(指示 A): 引用文の「そして最終18H(Par5)」から「か3日間をラウンドしました。」までを両端も含めて書き直し、その際「ノースコース」を「北コース」に置き換えてください。

(引用文):

見出し画像

2025PGAツアー ジェネシスインビテーショナル


1.日程及び会場

〇日程 2025年2月13日~16日
〇会場 トーリーパインズGC サウスコース(カリフォルニア州)
〇全長 7765Y(Par72)

2.結果

優勝 ルドビグ・オーベリ     -12
  (今季初優勝、ツアー通算2勝目)

2  マーベリック・マク二ーリー -11

T3 スコッティ・シェフラー    -9

T3 パトリック・ロジャース    -9

T5 パトリック・キャントレー   -8

T5 トミー・フリートウッド    -8

T5 トニー・フィナウ       -8

T5 デニー・マッカーシー     -8

3.体調不良から見事な復活、ここの借りを利子を付けて大きく返済、ルドビグ・オーベリ

 体調不良からの見事な快気祝いとなりました。
 2打差の首位を追いかけるルドビグ・オーベリが、8バーディー2ボギーの6アンダー66でまわりトータル12アンダーとし、一昨年のRSMクラシック以来の2勝目、シグネチャーイベント初優勝を挙げました。

〇ホールインワンが決め手に

 3日目の3H(Par3)、トーリーパインズ・サウスでも有名なホールでオーベリが魅せました。

 140Yの打ち下ろしでピッチングウェッジで打ったティーショットが、グリーンの奥からバックスピンと傾斜でボールがカップに吸い込まれ、自身大会で初のホールインワンを達成。そこから勢いづきました。
 最終日も序盤に2連続バーディーが来ても2連続ボギーで停滞気味。
 しかし7H(Par4)のバーディーをきっかけに上位陣に食らいつき、取っておきたいPar5の9H、13Hもバーディー。
 圧巻は難度が高い14H、15H(ともにPar4)をバーディーを奪ったことでしょうか。
 14Hは残り140Yのセカンドショットがピン手前1.5mにつけるもの、15Hはセカンドショットが2段グリーンの下7.5mであったもののそこから1パットで沈め、13Hを含め3連続バーディーでマク二ーリーを捕らえました。
 そして最終18H(Par5)、2mのバーディーパットを沈め勝負にケリを付けました。

〇3週間前の”借り”を利子を付けて返済

 同じトーリーパインズで行われた3週間前のファーマーズインシュランスオープン。
 「トーリーパインズは僕に合ったコース」とオーベリがコメントした通りに初日、ノースコースで9アンダーを出し単独首位に。
 しかし2日目以降原因不明の体調不良(一説にはインフルエンザ)を起こし、意識が朦朧とするなか3日間をラウンドしました。

(提供資料):
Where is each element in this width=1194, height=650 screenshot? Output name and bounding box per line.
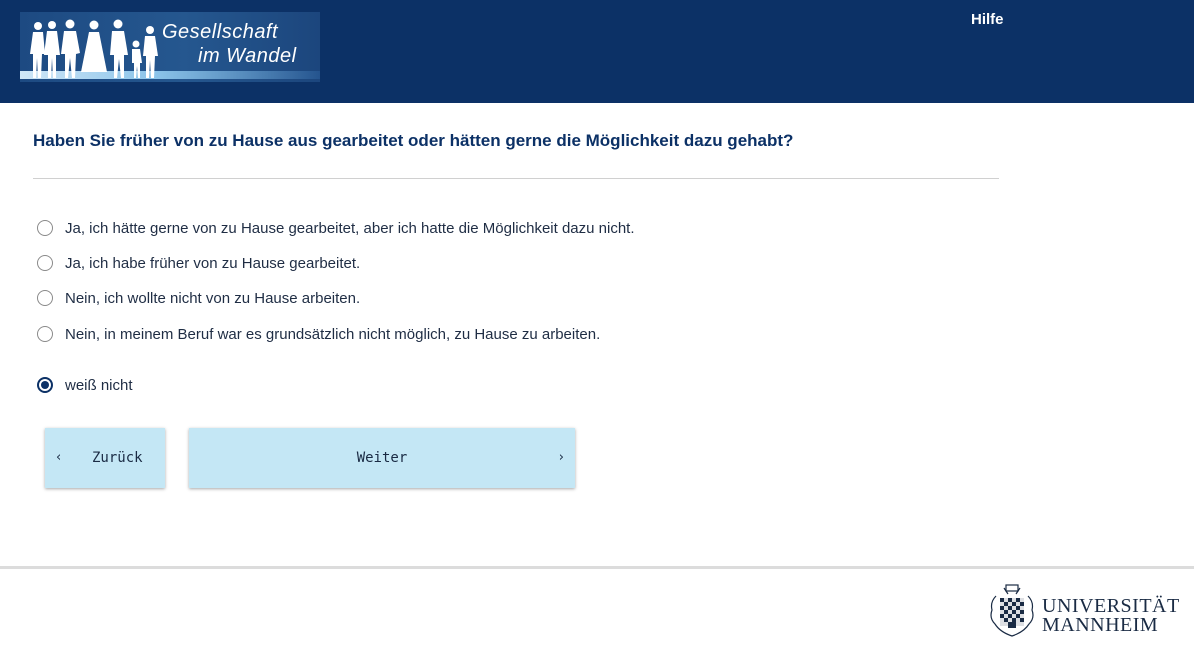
- radio-button[interactable]: [37, 220, 53, 236]
- question-divider: [33, 178, 999, 179]
- answer-option-1[interactable]: Ja, ich hätte gerne von zu Hause gearbei…: [37, 218, 635, 238]
- radio-button[interactable]: [37, 255, 53, 271]
- next-button[interactable]: Weiter ›: [189, 428, 575, 488]
- logo-title-line2: im Wandel: [198, 45, 297, 67]
- help-link[interactable]: Hilfe: [971, 11, 1004, 28]
- chevron-left-icon: ‹: [56, 450, 62, 465]
- answer-option-label: weiß nicht: [65, 376, 133, 394]
- people-silhouette-icon: [30, 19, 158, 78]
- answer-option-label: Ja, ich habe früher von zu Hause gearbei…: [65, 254, 361, 272]
- gesellschaft-im-wandel-logo: Gesellschaft im Wandel: [20, 12, 320, 82]
- answer-option-label: Nein, ich wollte nicht von zu Hause arbe…: [65, 289, 361, 307]
- answer-option-label: Nein, in meinem Beruf war es grundsätzli…: [65, 325, 601, 343]
- university-name-line2: MANNHEIM: [1042, 614, 1159, 636]
- answer-option-label: Ja, ich hätte gerne von zu Hause gearbei…: [65, 219, 635, 237]
- radio-button-selected[interactable]: [37, 377, 53, 393]
- logo-title-line1: Gesellschaft: [162, 21, 279, 43]
- back-button-label: Zurück: [92, 450, 143, 466]
- university-name: UNIVERSITÄT MANNHEIM: [1042, 596, 1180, 636]
- answer-option-4[interactable]: Nein, in meinem Beruf war es grundsätzli…: [37, 324, 600, 344]
- header-bar: Gesellschaft im Wandel Hilfe: [0, 0, 1194, 103]
- answer-option-dont-know[interactable]: weiß nicht: [37, 375, 133, 395]
- logo-title: Gesellschaft im Wandel: [162, 20, 297, 68]
- university-mannheim-logo: UNIVERSITÄT MANNHEIM: [986, 582, 1190, 640]
- answer-option-2[interactable]: Ja, ich habe früher von zu Hause gearbei…: [37, 253, 360, 273]
- chevron-right-icon: ›: [558, 450, 564, 465]
- university-seal-icon: [990, 584, 1034, 637]
- radio-button[interactable]: [37, 290, 53, 306]
- back-button[interactable]: ‹ Zurück: [45, 428, 165, 488]
- answer-option-3[interactable]: Nein, ich wollte nicht von zu Hause arbe…: [37, 288, 360, 308]
- question-text: Haben Sie früher von zu Hause aus gearbe…: [33, 131, 794, 150]
- footer-divider: [0, 566, 1194, 569]
- radio-button[interactable]: [37, 326, 53, 342]
- next-button-label: Weiter: [356, 450, 408, 466]
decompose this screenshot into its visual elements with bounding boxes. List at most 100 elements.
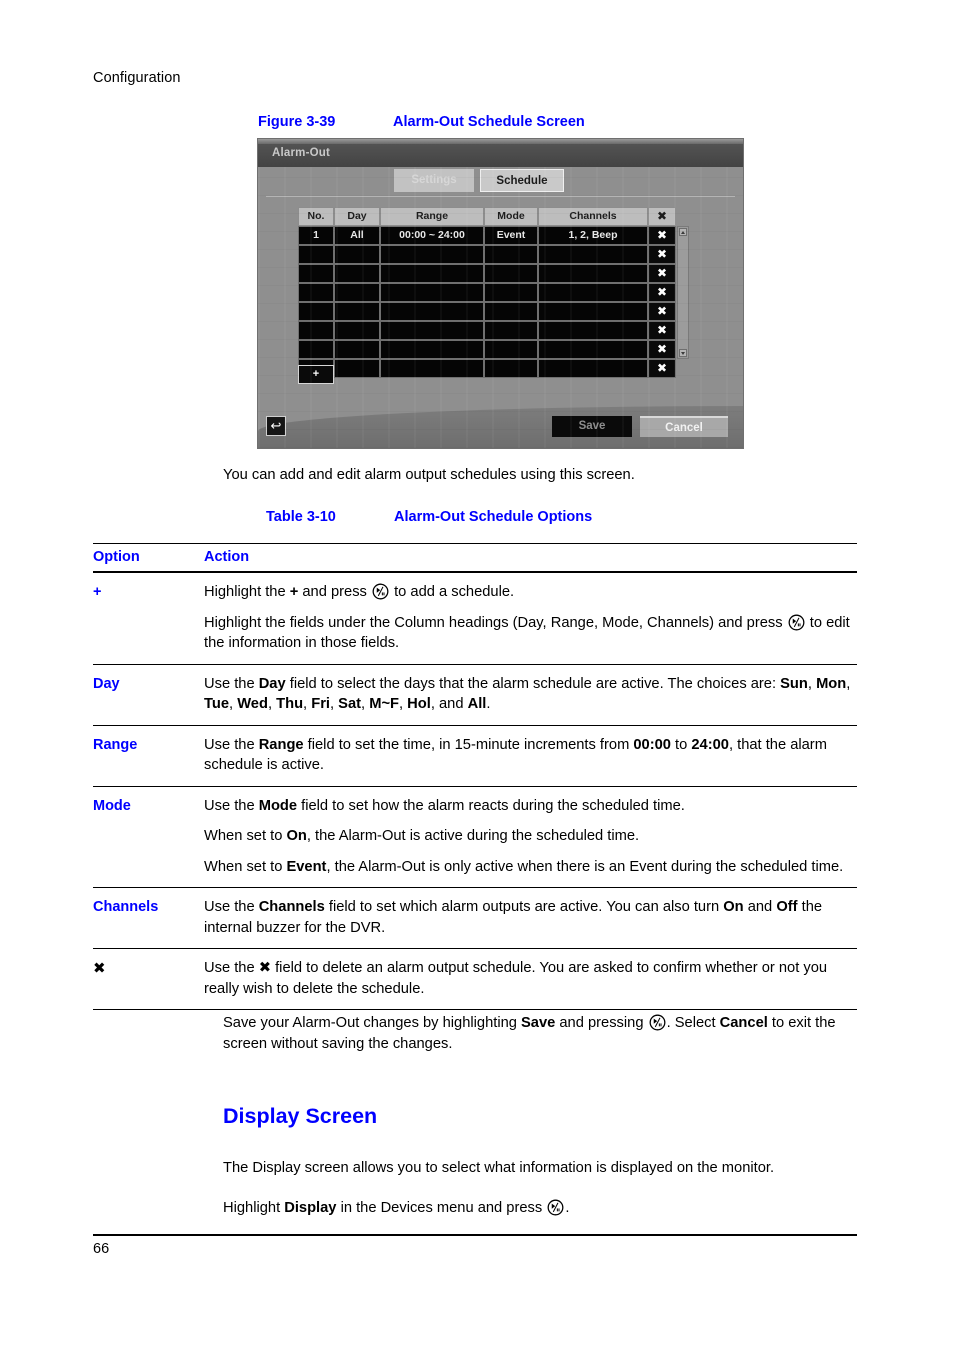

(指示 B): 記録のうち、「- radio-button[interactable]: [37, 220, 53, 236]」を含む行から「- people-silhouette-icon: [30, 19, 158, 78]」を含む行までを、両端の行も含めて一字一句変えずに繰り返してください。

(出力全文 A):
そして最終18H(Par5)、2mのバーディーパットを沈め勝負にケリを付けました。

〇3週間前の”借り”を利子を付けて返済

 同じトーリーパインズで行われた3週間前のファーマーズインシュランスオープン。
 「トーリーパインズは僕に合ったコース」とオーベリがコメントした通りに初日、北コースで9アンダーを出し単独首位に。
 しかし2日目以降原因不明の体調不良(一説にはインフルエンザ)を起こし、意識が朦朧とするなか3日間をラウンドしました。

(出力全文 B):
- radio-button[interactable]: [37, 220, 53, 236]
- question-divider: [33, 178, 999, 179]
- answer-option-1[interactable]: Ja, ich hätte gerne von zu Hause gearbei…: [37, 218, 635, 238]
- radio-button[interactable]: [37, 255, 53, 271]
- next-button[interactable]: Weiter ›: [189, 428, 575, 488]
- logo-title-line2: im Wandel: [198, 45, 297, 67]
- help-link[interactable]: Hilfe: [971, 11, 1004, 28]
- chevron-left-icon: ‹: [56, 450, 62, 465]
- answer-option-label: weiß nicht: [65, 376, 133, 394]
- people-silhouette-icon: [30, 19, 158, 78]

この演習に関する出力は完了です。